#### [Exercise aim]
Please pull out every line that includes the string "образованию".
========
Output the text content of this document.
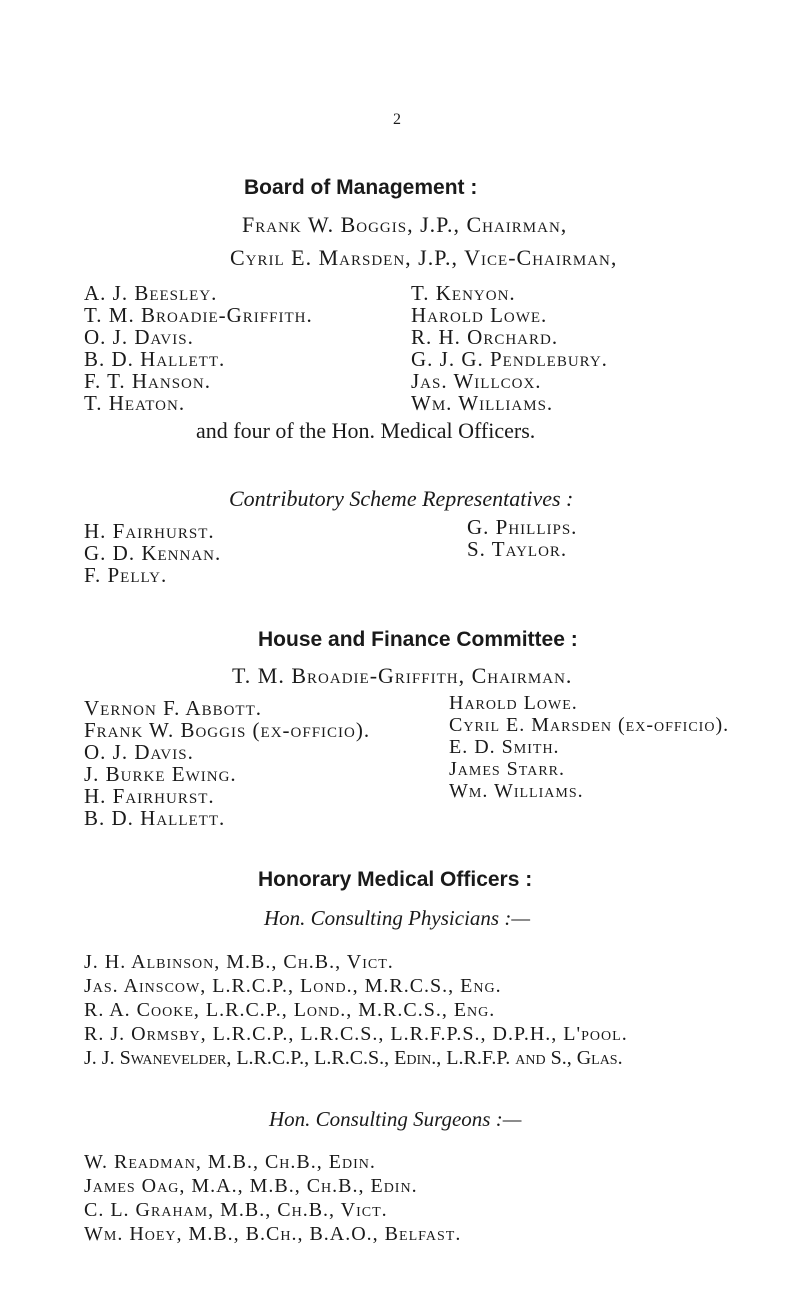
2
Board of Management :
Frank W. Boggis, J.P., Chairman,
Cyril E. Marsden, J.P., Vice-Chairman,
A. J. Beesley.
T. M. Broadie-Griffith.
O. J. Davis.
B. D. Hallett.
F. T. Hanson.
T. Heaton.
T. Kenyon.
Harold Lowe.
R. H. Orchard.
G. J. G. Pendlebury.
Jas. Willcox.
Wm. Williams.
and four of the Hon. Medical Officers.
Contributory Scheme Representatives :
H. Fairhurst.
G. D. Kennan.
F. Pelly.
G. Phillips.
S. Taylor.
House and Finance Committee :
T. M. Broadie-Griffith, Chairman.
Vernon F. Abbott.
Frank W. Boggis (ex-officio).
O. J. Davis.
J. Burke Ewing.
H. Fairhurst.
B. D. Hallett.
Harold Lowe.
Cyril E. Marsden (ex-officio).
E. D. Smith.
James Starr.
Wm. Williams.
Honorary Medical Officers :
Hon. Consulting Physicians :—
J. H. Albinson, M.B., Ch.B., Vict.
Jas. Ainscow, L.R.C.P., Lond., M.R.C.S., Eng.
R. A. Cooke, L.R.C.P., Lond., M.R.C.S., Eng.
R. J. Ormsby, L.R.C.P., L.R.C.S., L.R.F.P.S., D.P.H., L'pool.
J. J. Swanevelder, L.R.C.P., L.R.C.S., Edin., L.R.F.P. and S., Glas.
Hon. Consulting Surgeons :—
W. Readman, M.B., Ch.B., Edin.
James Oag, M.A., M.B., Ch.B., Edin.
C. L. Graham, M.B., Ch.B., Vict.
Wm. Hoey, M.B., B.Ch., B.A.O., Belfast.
========
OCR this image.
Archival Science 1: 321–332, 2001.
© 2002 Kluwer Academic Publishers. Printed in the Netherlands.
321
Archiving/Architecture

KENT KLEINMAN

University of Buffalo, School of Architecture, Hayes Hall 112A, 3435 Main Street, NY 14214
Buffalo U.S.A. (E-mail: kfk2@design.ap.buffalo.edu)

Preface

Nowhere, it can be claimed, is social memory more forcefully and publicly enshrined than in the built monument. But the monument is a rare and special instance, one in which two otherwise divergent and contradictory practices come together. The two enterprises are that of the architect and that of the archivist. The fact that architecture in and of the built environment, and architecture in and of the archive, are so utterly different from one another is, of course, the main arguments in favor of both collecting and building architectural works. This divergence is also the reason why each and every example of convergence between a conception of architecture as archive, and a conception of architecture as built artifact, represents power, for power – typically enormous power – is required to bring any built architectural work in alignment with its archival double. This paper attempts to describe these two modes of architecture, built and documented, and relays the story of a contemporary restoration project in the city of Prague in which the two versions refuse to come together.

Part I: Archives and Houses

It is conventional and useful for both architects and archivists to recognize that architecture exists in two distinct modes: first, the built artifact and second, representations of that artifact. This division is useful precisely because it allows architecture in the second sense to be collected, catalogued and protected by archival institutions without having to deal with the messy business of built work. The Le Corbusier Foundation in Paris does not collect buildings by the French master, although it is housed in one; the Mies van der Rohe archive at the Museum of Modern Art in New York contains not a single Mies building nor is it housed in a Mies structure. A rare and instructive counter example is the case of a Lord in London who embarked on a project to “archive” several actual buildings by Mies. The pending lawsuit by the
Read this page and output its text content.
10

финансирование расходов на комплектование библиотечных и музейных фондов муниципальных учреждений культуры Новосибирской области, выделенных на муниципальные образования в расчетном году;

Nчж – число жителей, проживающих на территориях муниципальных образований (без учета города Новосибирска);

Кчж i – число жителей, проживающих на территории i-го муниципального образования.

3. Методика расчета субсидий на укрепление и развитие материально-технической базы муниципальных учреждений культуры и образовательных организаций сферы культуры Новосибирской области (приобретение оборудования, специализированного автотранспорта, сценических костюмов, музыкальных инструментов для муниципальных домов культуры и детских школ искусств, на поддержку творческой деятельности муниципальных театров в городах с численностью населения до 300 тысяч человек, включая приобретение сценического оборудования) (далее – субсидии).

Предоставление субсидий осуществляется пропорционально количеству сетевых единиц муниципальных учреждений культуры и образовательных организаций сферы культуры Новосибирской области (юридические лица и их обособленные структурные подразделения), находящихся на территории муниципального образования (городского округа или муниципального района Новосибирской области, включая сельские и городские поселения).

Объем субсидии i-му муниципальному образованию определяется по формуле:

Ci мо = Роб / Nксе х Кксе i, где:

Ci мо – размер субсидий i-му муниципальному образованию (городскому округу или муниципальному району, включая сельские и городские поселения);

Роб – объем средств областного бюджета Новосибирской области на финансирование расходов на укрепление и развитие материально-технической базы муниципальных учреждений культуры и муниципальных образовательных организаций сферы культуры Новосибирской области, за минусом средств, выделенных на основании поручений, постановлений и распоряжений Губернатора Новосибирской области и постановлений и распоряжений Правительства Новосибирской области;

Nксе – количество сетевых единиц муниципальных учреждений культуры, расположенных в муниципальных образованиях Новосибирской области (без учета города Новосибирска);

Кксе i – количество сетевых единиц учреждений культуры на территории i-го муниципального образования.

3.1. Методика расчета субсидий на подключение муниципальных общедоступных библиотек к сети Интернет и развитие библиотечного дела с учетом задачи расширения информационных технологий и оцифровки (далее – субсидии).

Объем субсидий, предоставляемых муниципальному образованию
========
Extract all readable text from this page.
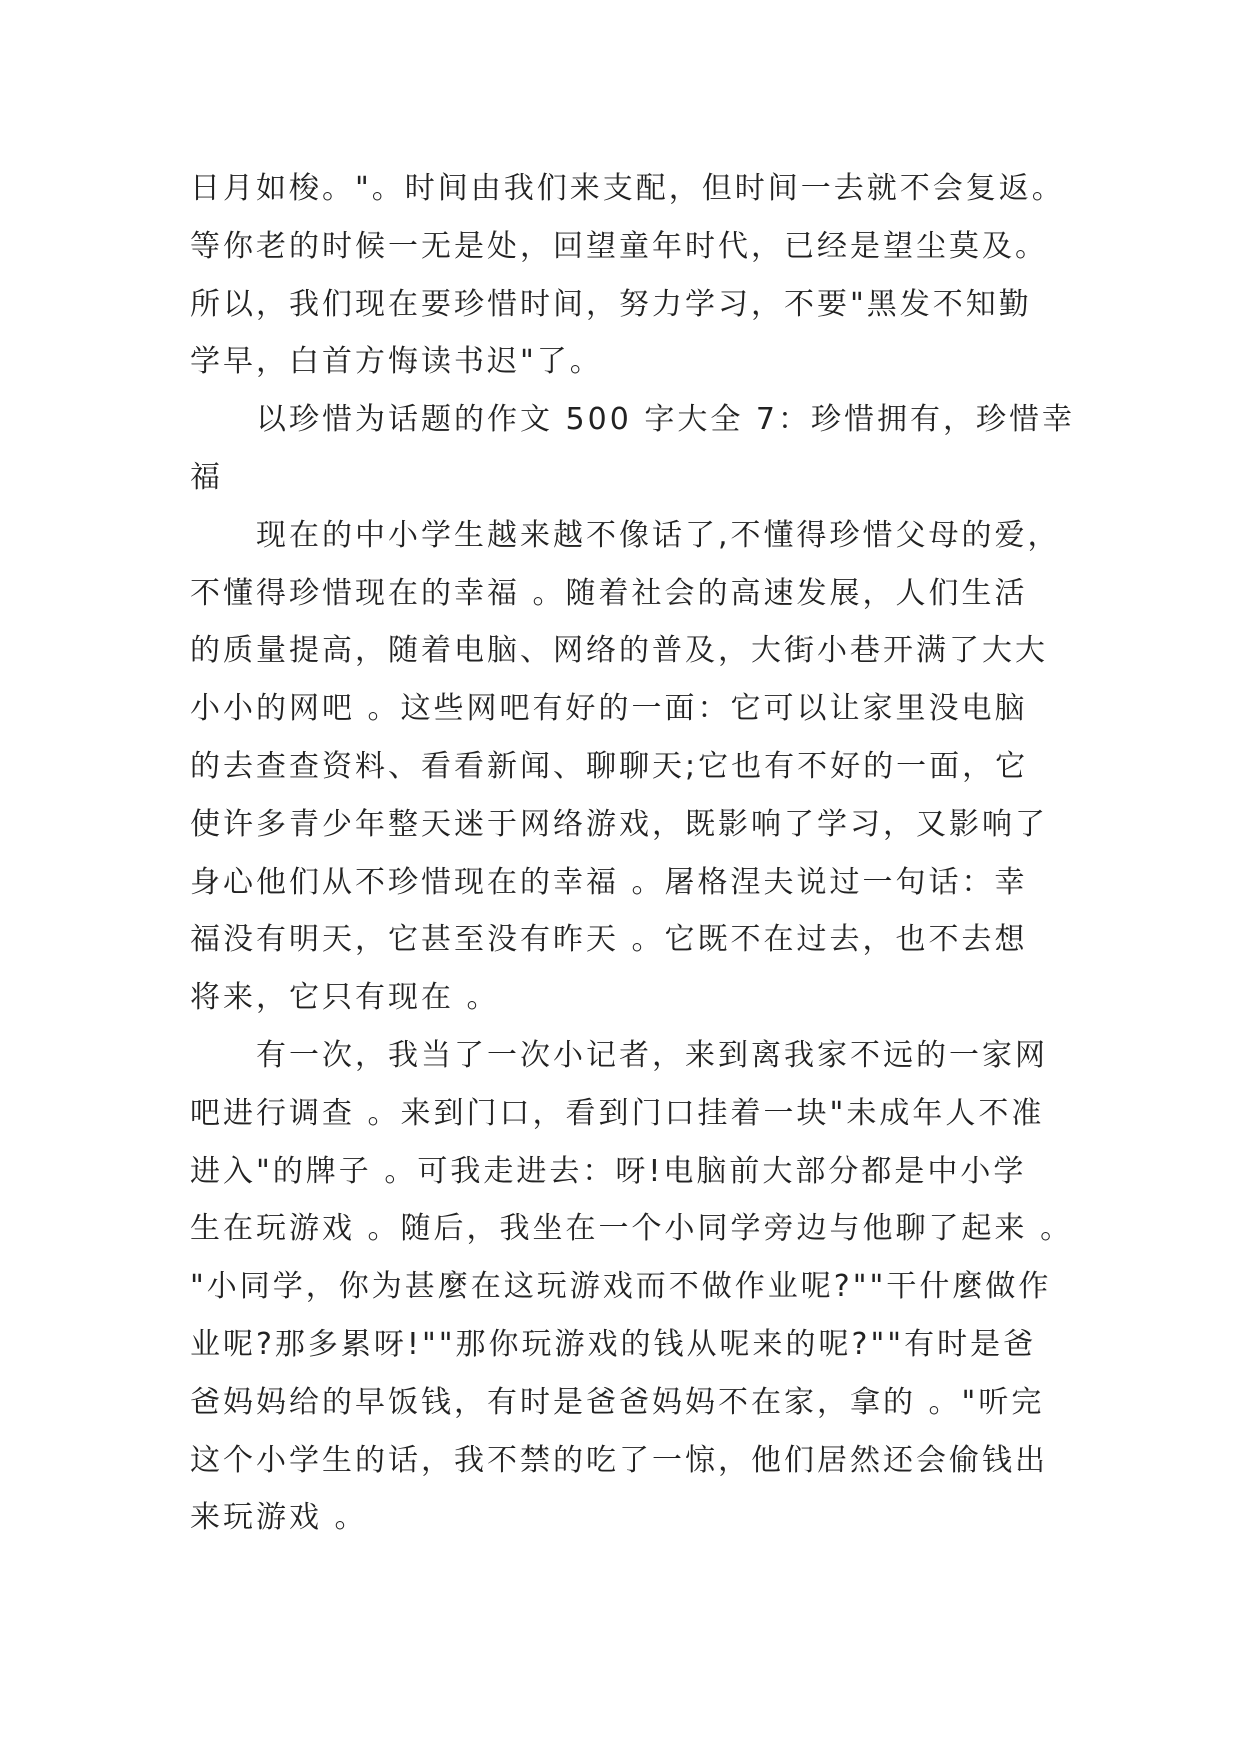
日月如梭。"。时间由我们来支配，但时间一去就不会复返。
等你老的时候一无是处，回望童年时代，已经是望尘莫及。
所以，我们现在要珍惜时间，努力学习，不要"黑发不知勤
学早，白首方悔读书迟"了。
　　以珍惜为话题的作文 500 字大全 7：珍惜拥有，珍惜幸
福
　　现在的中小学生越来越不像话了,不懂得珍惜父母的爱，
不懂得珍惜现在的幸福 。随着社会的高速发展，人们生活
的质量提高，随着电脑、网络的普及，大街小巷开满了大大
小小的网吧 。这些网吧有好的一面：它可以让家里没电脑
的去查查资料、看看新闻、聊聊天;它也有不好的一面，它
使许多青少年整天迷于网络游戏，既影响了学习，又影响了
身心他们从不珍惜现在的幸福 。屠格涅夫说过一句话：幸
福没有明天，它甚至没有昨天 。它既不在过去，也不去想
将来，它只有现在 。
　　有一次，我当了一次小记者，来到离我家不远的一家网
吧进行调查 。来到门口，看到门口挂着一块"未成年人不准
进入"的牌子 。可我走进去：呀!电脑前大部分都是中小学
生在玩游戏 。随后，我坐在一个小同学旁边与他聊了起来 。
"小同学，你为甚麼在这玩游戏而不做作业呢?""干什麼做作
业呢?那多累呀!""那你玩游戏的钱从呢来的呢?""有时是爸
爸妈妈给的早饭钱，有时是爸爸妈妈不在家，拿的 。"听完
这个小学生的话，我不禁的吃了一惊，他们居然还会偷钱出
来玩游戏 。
========
#### [Expected output]
Объем субсидии i-му муниципальному образованию определяется по формуле:
Ci мо – размер субсидий i-му муниципальному образованию (городскому округу или муниципальному району, включая сельские и городские поселения);
Объем субсидий, предоставляемых муниципальному образованию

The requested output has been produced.